>>>

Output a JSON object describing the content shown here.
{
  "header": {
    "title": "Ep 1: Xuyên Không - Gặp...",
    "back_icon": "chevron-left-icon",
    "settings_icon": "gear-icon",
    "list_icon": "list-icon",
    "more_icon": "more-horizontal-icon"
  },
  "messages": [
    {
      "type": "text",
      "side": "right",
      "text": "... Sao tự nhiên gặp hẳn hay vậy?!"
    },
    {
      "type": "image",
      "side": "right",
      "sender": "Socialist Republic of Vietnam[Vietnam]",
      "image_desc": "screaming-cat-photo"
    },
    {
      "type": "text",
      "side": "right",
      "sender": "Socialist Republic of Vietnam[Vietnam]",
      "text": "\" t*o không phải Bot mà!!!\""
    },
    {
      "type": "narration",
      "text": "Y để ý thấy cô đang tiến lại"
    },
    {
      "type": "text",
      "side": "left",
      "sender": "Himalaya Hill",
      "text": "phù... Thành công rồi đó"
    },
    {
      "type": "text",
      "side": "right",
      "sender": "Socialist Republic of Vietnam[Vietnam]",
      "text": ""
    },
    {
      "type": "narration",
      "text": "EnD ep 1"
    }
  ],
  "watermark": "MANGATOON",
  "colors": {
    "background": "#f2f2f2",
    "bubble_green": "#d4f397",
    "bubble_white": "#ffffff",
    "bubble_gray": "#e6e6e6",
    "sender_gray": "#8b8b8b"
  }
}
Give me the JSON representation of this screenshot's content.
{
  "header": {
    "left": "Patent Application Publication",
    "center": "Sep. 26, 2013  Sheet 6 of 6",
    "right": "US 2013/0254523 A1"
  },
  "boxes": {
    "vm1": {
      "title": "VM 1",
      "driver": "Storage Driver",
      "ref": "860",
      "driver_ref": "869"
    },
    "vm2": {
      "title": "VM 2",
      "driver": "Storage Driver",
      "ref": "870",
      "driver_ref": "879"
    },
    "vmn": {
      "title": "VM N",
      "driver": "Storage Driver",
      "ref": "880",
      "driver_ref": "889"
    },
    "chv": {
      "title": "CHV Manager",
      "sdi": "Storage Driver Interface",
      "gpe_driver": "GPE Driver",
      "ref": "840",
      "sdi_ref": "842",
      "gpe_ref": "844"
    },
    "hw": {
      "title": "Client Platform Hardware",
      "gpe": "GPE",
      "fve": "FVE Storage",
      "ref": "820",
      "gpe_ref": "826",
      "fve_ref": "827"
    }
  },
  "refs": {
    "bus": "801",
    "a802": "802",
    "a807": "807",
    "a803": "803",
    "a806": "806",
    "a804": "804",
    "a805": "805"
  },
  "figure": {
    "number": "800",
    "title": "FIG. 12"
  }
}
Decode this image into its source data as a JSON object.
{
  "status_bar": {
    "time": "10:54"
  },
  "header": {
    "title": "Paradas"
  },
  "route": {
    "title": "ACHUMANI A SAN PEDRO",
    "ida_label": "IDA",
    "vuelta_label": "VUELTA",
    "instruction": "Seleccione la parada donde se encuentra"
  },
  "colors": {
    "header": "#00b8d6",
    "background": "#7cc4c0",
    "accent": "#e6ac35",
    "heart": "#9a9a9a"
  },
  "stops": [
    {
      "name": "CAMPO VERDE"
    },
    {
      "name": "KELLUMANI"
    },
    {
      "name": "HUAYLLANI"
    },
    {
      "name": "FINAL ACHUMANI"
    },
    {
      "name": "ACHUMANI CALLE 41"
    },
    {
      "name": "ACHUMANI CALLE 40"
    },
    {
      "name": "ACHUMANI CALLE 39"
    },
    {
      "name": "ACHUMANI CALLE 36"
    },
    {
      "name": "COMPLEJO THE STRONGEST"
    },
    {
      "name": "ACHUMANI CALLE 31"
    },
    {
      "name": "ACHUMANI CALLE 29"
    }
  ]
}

<<<

# Exercise
Retype nothing except the lines from the line holding "Decode this image" through the last line of the entries, both included.

# Output for this task
Decode this image into its source data as a JSON object.
{
  "status_bar": {
    "time": "10:54"
  },
  "header": {
    "title": "Paradas"
  },
  "route": {
    "title": "ACHUMANI A SAN PEDRO",
    "ida_label": "IDA",
    "vuelta_label": "VUELTA",
    "instruction": "Seleccione la parada donde se encuentra"
  },
  "colors": {
    "header": "#00b8d6",
    "background": "#7cc4c0",
    "accent": "#e6ac35",
    "heart": "#9a9a9a"
  },
  "stops": [
    {
      "name": "CAMPO VERDE"
    },
    {
      "name": "KELLUMANI"
    },
    {
      "name": "HUAYLLANI"
    },
    {
      "name": "FINAL ACHUMANI"
    },
    {
      "name": "ACHUMANI CALLE 41"
    },
    {
      "name": "ACHUMANI CALLE 40"
    },
    {
      "name": "ACHUMANI CALLE 39"
    },
    {
      "name": "ACHUMANI CALLE 36"
    },
    {
      "name": "COMPLEJO THE STRONGEST"
    },
    {
      "name": "ACHUMANI CALLE 31"
    },
    {
      "name": "ACHUMANI CALLE 29"
    }
  ]
}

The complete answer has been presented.